◆ Records to use:
--- start ---
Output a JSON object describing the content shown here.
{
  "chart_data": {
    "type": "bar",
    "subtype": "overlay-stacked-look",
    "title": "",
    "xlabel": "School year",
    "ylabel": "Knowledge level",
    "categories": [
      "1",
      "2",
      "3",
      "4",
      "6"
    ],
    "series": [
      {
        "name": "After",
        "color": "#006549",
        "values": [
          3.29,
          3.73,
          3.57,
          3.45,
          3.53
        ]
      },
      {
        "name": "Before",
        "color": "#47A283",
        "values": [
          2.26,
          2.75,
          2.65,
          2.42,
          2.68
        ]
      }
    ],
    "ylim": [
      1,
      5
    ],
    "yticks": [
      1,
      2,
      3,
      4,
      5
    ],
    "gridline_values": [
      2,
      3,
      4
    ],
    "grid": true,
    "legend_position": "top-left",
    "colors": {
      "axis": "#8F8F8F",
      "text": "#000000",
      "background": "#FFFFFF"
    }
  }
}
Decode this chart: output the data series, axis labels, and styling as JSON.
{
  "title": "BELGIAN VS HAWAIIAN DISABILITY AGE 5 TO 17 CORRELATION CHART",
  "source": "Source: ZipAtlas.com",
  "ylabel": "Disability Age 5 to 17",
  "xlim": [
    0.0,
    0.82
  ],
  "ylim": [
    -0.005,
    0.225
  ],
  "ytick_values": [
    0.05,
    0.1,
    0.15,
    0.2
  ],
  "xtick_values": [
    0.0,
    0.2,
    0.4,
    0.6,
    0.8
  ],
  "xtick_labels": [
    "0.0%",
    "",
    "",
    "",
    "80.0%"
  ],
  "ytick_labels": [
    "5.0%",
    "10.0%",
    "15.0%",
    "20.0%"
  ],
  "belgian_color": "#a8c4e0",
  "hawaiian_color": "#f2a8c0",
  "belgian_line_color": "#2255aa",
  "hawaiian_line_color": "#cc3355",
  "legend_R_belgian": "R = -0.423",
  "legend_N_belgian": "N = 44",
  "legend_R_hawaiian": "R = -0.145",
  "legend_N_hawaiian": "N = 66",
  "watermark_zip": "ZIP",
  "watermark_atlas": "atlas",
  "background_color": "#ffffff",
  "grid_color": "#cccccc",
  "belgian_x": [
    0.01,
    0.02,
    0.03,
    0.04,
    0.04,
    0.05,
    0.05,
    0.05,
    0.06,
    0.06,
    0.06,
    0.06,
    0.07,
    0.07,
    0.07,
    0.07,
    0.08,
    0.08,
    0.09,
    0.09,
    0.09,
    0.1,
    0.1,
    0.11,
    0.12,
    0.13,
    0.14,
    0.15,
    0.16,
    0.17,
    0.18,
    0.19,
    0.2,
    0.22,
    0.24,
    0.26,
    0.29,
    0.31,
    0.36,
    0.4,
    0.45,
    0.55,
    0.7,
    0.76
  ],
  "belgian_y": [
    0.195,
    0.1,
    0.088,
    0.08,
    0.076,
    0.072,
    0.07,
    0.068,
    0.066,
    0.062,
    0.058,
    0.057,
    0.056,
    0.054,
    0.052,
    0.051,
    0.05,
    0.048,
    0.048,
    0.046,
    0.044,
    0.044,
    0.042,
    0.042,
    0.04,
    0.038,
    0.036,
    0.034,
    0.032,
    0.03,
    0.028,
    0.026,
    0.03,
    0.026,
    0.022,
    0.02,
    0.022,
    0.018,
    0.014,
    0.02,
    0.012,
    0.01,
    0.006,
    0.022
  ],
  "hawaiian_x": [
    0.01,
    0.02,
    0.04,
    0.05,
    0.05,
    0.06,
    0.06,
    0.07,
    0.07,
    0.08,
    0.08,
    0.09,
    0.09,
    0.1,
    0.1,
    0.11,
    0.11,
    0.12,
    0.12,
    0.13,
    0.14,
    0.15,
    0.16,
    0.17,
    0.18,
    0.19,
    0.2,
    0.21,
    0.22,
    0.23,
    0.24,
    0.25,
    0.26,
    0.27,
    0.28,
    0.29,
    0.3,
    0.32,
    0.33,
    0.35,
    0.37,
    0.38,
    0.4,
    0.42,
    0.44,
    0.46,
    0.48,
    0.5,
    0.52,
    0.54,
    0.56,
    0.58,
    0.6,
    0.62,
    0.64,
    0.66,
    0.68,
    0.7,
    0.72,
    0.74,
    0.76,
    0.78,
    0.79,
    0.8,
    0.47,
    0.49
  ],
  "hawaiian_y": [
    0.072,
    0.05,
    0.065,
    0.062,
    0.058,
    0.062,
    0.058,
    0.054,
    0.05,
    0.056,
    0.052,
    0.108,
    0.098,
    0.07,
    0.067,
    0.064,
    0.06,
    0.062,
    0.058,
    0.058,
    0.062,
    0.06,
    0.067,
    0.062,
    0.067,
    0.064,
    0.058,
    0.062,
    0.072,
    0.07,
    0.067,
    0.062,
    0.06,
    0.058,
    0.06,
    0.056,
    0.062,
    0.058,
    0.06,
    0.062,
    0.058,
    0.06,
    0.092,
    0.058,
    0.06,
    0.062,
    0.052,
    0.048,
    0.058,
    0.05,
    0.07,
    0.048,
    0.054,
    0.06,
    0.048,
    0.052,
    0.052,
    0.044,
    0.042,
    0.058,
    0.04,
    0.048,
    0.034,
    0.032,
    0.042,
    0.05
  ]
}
--- end ---
◆ Job: Search the material above for "JSON". Pull out each line where it shows up.

◆ Correct answer:
Output a JSON object describing the content shown here.
Decode this chart: output the data series, axis labels, and styling as JSON.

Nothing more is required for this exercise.